Exercise details:
Narrow the data below down to the lines containing "label".
>> BEGIN Dataset content
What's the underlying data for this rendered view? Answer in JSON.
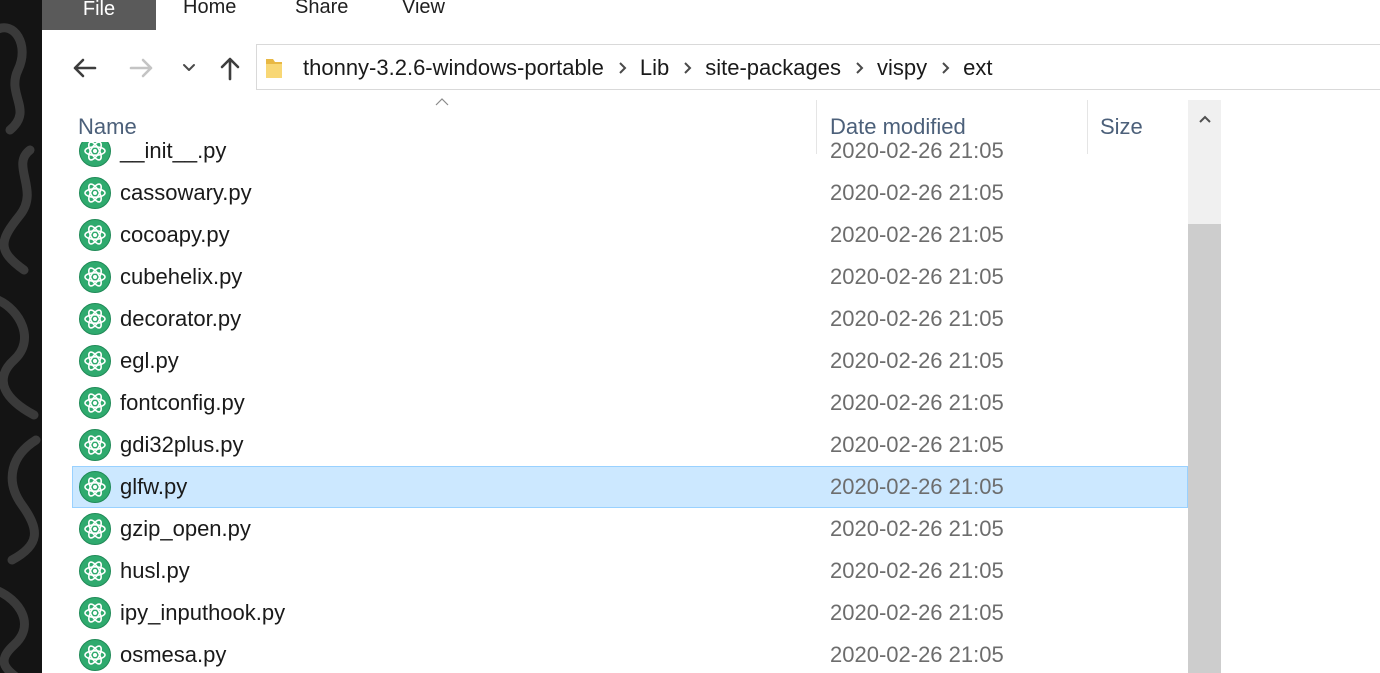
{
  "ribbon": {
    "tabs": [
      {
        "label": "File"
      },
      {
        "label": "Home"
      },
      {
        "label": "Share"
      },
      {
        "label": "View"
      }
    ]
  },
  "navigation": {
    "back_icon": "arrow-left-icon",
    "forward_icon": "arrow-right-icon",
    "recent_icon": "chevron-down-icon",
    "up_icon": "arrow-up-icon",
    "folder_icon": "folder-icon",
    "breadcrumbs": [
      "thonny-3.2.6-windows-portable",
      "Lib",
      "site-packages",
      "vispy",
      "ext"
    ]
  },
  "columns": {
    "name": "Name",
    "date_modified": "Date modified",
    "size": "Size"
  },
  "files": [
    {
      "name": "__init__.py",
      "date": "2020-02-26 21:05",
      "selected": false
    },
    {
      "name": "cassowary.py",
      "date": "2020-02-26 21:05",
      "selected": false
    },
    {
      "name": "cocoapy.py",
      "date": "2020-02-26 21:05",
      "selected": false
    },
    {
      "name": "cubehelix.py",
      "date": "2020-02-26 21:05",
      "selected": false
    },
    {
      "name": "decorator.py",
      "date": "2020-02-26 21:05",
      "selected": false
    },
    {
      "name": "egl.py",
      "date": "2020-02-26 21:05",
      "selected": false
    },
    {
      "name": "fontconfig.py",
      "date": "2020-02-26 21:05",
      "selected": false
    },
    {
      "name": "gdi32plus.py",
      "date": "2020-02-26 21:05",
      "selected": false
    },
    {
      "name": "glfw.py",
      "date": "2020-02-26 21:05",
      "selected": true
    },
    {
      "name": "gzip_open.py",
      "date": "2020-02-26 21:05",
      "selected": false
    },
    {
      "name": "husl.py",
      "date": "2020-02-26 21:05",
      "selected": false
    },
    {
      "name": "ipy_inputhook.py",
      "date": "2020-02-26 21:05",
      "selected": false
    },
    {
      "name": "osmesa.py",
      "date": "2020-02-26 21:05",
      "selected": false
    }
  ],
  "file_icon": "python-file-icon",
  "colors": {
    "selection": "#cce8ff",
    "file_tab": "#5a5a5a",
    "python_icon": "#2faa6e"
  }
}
>> END Dataset content
Worked solution:
        "label": "File"
        "label": "Home"
        "label": "Share"
        "label": "View"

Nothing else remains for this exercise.